Excerpt from a dataset:
::::::::::
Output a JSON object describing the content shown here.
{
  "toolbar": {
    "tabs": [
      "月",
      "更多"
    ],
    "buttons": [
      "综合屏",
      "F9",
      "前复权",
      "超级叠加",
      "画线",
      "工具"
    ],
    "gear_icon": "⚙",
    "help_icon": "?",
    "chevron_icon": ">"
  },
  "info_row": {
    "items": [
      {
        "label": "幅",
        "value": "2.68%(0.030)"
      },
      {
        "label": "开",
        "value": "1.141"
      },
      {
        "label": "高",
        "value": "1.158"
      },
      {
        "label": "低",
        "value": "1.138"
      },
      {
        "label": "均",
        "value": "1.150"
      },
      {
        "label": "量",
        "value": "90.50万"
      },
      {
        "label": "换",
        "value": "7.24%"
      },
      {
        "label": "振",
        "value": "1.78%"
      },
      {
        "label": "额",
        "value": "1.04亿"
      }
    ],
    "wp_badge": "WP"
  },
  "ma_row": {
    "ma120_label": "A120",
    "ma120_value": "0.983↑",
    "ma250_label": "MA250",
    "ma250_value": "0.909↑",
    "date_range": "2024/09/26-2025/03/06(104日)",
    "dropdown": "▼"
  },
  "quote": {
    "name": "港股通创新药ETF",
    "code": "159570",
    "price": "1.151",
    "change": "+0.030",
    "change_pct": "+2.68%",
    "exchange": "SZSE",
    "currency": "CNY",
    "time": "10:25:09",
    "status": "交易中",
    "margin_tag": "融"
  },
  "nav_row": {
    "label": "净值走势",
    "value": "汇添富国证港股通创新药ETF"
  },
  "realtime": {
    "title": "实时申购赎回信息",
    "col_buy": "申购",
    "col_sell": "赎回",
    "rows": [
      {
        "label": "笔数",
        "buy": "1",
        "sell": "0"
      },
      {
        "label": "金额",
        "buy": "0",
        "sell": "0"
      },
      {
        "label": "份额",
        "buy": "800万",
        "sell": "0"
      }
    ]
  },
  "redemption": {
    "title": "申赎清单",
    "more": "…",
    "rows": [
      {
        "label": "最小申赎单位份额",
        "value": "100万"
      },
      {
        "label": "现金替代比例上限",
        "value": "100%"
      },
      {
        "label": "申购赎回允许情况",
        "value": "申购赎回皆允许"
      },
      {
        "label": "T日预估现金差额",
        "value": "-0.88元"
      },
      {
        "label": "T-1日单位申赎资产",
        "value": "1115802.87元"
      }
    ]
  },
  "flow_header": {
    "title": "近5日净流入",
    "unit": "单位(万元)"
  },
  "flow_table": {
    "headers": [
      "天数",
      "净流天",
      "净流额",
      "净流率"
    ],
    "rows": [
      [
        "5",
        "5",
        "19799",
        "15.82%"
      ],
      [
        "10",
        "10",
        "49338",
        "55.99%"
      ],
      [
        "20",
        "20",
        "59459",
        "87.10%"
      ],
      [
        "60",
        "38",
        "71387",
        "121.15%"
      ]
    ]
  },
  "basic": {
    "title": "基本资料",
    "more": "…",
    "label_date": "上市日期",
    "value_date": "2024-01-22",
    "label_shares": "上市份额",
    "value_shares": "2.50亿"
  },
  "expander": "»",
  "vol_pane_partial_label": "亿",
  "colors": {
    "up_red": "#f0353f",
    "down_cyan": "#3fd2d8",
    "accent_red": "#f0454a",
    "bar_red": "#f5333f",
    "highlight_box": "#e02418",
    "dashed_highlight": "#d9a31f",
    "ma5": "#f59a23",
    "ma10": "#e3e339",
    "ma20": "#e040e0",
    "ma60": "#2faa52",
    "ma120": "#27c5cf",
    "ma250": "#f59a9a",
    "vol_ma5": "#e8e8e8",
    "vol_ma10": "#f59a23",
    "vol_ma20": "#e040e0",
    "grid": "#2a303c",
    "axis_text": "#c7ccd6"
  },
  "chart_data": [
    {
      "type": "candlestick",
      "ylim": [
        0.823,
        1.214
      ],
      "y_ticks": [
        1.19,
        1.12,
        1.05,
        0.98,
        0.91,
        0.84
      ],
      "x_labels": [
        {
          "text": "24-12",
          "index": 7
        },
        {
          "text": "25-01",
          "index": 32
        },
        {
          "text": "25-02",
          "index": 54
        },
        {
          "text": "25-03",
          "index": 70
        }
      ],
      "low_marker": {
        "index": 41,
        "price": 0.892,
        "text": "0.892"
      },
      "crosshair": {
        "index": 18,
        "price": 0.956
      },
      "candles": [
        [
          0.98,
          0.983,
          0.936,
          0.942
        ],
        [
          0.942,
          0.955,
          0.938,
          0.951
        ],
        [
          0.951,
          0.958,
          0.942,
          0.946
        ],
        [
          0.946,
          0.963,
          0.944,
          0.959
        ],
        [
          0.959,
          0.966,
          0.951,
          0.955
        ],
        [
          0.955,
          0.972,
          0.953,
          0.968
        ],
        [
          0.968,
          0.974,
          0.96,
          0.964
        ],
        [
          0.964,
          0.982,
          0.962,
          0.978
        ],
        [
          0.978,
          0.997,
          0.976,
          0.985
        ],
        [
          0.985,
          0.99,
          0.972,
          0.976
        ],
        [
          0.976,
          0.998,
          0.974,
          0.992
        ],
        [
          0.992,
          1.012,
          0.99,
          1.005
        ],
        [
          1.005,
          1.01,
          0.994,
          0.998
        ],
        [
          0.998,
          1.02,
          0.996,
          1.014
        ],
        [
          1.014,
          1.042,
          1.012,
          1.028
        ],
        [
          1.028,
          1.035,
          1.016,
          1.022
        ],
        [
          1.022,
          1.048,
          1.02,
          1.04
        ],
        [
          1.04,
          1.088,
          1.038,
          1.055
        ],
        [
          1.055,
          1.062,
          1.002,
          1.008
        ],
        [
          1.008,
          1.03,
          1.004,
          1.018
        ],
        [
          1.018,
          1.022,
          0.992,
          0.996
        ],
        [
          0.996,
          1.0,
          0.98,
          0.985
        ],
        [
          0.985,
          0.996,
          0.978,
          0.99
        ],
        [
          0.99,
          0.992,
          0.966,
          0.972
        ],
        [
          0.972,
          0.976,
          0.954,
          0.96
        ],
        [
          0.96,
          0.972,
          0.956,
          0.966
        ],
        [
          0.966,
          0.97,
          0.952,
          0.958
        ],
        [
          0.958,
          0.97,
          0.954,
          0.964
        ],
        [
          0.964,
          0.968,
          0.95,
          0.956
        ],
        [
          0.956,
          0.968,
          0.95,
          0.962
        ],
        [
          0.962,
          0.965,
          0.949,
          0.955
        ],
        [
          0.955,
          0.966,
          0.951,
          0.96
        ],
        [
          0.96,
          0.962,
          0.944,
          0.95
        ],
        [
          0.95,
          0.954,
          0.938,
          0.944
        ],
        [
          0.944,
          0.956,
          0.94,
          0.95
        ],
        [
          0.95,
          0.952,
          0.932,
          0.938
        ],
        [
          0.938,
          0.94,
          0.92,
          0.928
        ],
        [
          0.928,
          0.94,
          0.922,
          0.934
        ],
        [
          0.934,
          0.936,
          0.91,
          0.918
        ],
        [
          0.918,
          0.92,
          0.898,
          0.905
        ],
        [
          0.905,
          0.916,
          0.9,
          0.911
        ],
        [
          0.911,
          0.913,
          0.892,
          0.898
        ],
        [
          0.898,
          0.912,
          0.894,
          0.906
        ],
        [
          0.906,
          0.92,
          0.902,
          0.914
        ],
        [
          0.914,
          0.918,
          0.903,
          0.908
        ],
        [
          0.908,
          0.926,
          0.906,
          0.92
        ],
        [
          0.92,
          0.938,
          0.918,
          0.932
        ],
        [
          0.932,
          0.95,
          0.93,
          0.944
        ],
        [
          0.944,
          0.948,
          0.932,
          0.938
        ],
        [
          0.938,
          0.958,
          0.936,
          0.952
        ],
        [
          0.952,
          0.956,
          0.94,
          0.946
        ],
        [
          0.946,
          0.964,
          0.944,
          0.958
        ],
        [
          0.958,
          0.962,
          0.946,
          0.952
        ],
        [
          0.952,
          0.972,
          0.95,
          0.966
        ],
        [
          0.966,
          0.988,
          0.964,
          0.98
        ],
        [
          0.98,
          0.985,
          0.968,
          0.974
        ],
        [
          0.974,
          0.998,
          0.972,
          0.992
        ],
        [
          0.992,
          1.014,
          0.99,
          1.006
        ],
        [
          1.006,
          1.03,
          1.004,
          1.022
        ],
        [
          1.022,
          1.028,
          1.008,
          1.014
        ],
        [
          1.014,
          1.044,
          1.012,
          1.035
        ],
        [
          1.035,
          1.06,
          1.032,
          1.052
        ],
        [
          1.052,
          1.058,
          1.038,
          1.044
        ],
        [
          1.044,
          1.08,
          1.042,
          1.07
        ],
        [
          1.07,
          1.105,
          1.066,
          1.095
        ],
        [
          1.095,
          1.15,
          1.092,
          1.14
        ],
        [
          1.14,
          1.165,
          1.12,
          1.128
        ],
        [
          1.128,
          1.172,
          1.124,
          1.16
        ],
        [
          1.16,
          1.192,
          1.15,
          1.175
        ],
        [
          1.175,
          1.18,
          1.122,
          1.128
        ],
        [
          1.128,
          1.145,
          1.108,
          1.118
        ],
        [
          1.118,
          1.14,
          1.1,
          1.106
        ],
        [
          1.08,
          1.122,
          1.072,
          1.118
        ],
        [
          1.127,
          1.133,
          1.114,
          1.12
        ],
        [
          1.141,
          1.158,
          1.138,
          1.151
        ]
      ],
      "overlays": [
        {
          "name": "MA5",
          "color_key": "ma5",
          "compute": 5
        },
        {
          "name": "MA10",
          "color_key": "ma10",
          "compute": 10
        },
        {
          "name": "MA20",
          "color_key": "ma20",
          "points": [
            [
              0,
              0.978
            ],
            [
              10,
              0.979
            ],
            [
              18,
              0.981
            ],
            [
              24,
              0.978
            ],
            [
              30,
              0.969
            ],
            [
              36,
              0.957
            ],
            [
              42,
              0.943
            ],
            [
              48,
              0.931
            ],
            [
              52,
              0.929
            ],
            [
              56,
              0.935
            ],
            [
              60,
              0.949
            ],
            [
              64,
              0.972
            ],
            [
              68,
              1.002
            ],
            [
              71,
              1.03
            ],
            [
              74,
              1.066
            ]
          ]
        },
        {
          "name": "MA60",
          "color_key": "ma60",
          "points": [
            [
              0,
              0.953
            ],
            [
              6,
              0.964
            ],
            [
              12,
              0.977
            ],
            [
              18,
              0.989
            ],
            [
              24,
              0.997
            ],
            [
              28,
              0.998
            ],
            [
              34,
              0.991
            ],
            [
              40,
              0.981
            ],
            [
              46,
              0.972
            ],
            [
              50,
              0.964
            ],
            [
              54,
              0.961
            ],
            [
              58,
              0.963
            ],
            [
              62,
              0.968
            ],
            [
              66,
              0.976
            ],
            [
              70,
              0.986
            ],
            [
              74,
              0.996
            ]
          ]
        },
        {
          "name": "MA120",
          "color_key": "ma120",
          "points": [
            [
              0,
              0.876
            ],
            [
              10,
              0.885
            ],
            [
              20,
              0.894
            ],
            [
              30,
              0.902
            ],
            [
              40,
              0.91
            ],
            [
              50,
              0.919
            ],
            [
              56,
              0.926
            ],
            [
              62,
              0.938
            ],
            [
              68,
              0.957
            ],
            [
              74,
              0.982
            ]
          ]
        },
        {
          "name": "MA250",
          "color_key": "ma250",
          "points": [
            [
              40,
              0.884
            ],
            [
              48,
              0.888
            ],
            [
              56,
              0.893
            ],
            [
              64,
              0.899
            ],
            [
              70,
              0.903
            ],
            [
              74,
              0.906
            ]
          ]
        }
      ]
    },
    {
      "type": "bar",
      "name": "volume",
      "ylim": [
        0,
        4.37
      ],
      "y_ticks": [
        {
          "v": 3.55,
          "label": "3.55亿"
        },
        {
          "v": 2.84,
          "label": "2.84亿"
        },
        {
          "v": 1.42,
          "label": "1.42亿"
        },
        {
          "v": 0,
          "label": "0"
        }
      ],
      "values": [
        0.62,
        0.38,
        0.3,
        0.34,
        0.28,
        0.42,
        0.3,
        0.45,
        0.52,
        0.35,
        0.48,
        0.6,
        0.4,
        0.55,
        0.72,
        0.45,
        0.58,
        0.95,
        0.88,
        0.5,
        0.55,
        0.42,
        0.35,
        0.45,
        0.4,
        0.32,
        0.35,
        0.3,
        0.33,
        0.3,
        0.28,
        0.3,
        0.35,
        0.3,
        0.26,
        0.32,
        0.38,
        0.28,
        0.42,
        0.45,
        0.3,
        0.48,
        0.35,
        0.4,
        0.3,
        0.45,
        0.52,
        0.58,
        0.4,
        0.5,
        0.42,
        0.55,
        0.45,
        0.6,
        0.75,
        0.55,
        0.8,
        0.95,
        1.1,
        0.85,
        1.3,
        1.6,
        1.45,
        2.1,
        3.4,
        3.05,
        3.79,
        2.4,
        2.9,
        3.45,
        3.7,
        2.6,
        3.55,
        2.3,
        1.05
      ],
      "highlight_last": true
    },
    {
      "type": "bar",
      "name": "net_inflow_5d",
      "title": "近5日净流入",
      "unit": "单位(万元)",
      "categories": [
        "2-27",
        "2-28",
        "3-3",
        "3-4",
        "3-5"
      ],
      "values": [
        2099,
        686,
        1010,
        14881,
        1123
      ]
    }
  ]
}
::::::::::
* Exercise directions: How many of the lines above hold the word "index"? Give only that number.

* Reply: 6